WORK INSTRUCTIONS: Please quote the material exactly, every line of it.

MATERIAL FOR THIS EXERCISE:
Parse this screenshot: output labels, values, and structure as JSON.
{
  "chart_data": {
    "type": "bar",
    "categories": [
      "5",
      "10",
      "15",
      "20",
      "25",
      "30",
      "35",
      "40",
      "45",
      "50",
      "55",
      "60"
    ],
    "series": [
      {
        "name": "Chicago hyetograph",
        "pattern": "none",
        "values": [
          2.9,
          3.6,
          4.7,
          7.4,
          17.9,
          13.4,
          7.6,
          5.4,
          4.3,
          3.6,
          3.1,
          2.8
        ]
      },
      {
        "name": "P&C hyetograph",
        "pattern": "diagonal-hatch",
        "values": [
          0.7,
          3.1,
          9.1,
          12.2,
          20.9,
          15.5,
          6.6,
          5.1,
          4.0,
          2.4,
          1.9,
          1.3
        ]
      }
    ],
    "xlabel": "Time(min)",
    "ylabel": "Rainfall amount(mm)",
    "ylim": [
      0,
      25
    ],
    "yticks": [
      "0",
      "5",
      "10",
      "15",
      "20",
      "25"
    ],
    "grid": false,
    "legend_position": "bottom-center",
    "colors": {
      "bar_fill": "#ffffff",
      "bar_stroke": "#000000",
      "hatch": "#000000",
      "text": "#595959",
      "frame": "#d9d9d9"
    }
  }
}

TASK RESULT:
Parse this screenshot: output labels, values, and structure as JSON.
{
  "chart_data": {
    "type": "bar",
    "categories": [
      "5",
      "10",
      "15",
      "20",
      "25",
      "30",
      "35",
      "40",
      "45",
      "50",
      "55",
      "60"
    ],
    "series": [
      {
        "name": "Chicago hyetograph",
        "pattern": "none",
        "values": [
          2.9,
          3.6,
          4.7,
          7.4,
          17.9,
          13.4,
          7.6,
          5.4,
          4.3,
          3.6,
          3.1,
          2.8
        ]
      },
      {
        "name": "P&C hyetograph",
        "pattern": "diagonal-hatch",
        "values": [
          0.7,
          3.1,
          9.1,
          12.2,
          20.9,
          15.5,
          6.6,
          5.1,
          4.0,
          2.4,
          1.9,
          1.3
        ]
      }
    ],
    "xlabel": "Time(min)",
    "ylabel": "Rainfall amount(mm)",
    "ylim": [
      0,
      25
    ],
    "yticks": [
      "0",
      "5",
      "10",
      "15",
      "20",
      "25"
    ],
    "grid": false,
    "legend_position": "bottom-center",
    "colors": {
      "bar_fill": "#ffffff",
      "bar_stroke": "#000000",
      "hatch": "#000000",
      "text": "#595959",
      "frame": "#d9d9d9"
    }
  }
}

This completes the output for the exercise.